**PASSAGE:**
▼
My favorite was DeepSeek, in which I had its reasoning turned on, and it seemed particularly perplexed as to why I would try to balance trade deficits with tariffs, but felt resigned to do so:
That’s a little small to read, but it says:
Wait, but is this the right approach? I mean, tariffs can have various effects. If you impose a tariff, it might lead to retaliation from other countries, which could hurt US exports. Also, higher tariffs could increase prices for consumers in the US, which isn’t great for the economy. But the user is specifically asking about balancing the trade deficit, so maybe those considerations are secondary here.
Yeah, that’s literally DeepSeek grappling with the fact that the user here (the US government) is asking for a fundamentally stupid thing without understanding the consequences.
The administration appears to have taken only the formula and ignored all the warnings. Which would be merely sad if they were just playing with theoretical numbers. But they’re not. They’re actually implementing this policy, using emergency powers that are supposed to be reserved for actual emergencies — not “we don’t understand how trade works” emergencies.
▲
**DATA EXCERPTS:**
▼
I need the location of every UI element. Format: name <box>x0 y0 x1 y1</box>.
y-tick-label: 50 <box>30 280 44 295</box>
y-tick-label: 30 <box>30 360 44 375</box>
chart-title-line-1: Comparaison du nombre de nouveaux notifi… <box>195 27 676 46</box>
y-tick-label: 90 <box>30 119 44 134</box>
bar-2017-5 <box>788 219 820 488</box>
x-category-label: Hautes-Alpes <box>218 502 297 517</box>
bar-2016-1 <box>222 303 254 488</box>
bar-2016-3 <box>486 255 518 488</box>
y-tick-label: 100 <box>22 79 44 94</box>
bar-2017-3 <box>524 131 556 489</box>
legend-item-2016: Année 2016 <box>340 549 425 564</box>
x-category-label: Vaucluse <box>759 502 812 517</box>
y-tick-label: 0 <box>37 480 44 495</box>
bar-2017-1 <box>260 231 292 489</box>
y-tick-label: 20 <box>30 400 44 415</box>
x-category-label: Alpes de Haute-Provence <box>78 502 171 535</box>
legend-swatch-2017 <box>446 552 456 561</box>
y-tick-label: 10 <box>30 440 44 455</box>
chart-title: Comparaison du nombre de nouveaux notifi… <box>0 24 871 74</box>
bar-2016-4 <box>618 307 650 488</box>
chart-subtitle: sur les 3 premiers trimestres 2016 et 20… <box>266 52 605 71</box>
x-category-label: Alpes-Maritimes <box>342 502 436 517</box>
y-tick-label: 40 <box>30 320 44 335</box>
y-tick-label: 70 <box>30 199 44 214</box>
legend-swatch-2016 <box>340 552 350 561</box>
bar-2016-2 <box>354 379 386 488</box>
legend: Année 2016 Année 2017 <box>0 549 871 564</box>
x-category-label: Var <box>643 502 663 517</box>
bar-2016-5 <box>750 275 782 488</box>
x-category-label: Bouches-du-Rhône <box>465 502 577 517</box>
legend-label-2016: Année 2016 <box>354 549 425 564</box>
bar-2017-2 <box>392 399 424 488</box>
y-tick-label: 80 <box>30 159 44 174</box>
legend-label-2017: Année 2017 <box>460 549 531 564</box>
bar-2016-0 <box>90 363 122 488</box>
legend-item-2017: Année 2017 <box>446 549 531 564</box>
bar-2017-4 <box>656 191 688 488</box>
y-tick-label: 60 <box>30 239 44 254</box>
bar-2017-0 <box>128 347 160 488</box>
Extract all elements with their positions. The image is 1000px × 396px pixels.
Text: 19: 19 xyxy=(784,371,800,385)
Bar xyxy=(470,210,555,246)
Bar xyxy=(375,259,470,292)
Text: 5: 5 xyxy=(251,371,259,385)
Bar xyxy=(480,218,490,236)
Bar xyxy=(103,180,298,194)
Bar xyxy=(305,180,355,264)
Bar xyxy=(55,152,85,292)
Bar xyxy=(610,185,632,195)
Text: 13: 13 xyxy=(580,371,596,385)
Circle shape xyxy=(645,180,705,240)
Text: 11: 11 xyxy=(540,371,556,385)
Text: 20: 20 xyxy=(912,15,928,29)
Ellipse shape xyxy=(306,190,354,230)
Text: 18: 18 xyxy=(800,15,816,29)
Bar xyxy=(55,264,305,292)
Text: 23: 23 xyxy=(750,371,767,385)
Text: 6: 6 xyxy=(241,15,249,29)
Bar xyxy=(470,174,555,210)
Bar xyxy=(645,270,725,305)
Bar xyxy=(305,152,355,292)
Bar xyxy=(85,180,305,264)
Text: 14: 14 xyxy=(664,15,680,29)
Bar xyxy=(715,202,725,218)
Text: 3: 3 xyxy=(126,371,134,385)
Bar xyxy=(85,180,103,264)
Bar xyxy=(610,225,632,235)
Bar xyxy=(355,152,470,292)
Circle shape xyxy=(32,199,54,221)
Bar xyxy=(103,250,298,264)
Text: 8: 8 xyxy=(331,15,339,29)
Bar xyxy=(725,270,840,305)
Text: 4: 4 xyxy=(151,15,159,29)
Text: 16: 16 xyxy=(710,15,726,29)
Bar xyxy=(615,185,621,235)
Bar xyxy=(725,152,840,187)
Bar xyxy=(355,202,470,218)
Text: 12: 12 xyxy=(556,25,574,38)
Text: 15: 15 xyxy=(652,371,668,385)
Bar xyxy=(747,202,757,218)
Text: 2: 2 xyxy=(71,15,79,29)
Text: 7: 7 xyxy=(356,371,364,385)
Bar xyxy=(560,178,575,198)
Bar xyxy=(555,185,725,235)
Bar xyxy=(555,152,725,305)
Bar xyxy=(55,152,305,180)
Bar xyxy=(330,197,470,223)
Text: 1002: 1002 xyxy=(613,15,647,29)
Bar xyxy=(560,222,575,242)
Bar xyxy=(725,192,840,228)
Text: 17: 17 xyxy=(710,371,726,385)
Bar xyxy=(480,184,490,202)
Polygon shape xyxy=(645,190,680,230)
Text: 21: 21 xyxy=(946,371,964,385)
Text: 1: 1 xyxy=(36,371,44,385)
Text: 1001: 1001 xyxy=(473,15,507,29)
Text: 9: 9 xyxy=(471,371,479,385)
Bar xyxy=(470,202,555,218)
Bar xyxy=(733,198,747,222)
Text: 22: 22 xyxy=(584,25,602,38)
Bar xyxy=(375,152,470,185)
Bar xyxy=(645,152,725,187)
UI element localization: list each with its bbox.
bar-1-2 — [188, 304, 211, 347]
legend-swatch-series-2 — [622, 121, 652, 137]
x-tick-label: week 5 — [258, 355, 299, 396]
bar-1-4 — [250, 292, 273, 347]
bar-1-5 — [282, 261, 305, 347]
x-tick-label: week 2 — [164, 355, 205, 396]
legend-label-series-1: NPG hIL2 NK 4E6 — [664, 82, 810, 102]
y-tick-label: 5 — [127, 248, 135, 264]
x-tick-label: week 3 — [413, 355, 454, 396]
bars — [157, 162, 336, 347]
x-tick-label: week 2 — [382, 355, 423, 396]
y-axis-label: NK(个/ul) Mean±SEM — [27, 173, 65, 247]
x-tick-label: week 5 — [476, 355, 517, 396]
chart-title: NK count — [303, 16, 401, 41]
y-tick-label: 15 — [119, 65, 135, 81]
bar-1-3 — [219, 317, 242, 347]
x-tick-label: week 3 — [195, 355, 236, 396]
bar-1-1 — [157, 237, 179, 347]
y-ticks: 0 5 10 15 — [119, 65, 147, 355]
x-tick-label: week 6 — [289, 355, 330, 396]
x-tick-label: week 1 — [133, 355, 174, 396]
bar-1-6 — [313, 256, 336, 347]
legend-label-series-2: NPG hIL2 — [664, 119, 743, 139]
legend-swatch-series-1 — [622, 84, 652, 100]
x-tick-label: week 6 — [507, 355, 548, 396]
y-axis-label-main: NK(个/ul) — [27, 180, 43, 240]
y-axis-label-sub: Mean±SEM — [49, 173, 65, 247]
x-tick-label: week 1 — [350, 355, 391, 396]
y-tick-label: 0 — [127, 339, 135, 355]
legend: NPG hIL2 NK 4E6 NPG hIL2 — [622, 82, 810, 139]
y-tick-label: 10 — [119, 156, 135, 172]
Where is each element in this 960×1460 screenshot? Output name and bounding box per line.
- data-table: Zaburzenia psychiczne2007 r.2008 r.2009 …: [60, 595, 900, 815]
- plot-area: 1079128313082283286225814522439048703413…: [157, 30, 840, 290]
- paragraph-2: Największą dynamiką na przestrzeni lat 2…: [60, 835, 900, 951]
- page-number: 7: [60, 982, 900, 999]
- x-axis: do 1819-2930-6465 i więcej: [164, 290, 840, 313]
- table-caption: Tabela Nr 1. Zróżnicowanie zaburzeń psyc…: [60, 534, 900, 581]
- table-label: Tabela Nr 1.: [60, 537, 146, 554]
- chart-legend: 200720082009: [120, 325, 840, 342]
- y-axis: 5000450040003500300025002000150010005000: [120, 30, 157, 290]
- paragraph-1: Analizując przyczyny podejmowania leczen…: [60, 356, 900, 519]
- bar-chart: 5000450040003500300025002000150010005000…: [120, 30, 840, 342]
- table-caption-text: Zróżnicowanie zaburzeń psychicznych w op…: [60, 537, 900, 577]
▲
**USING THE INFORMATION:**
1. Answer these questions about the tariff passage:
(a) What feature of DeepSeek was turned on?
(b) According to DeepSeek's reasoning, what might imposing a tariff lead to from other countries?
(c) What kind of powers is the administration using to implement the policy?
2. Rewrite the tariff passage from the words "My favorite was" through the words "understanding the consequences.", replacing "DeepSeek" with "the model".
3. Write what comes next in the tariff passage, continuing after its final sentence.

**RESULTS IN ORDER:**
1.
(a) Its reasoning.
(b) Retaliation, which could hurt US exports.
(c) Emergency powers.

2.
My favorite was the model, in which I had its reasoning turned on, and it seemed particularly perplexed as to why I would try to balance trade deficits with tariffs, but felt resigned to do so:
That’s a little small to read, but it says:
Wait, but is this the right approach? I mean, tariffs can have various effects. If you impose a tariff, it might lead to retaliation from other countries, which could hurt US exports. Also, higher tariffs could increase prices for consumers in the US, which isn’t great for the economy. But the user is specifically asking about balancing the trade deficit, so maybe those considerations are secondary here.
Yeah, that’s literally the model grappling with the fact that the user here (the US government) is asking for a fundamentally stupid thing without understanding the consequences.

3.
Which then brings us around, finally, to the penguins.
Because MAGA’s best economists are implementing it so mechanically, applying their formula to every country in what appears to be the CIA World Factbook, we end up with some truly spectacular results.
Let’s take a closer look at the very last page of the administration’s tariff list:
Now, you might notice a bunch of these entries show a flat 10% tariff rate. That’s what happens when a “country” has no trade with the US at all — the formula defaults to the minimum. A mildly competent team might have wondered why these places have zero trade with us and done a quick check before declaring economic war on them.
But this team isn’t mildly competent. This team is extremely, profoundly, impressively incompetent.
So let’s look at who exactly we’re launching a trade war against, starting with the Heard and McDonald Islands. Total population: zero human beings. The only residents are some absolutely stunning penguins. You can actually adopt one if you want — though I suppose that may now cost 10% more, thanks to Trump’s tariff.
But that’s not even the best part. Just a few lines up, you’ll find the “British Indian Ocean Territory,” also known as the Chagos Islands. Nearly all of the humans currently on these islands are US military personnel at the Diego Garcia base. And they’re only there because, as detailed in a recent Behind the Bastards podcast, the British government forcibly expelled all the native inhabitants to lease the territory to the US military.
Let that sink in for a moment: Donald Trump just imposed tariffs on our own military base. On territory we lease. Where the only residents are US military personnel.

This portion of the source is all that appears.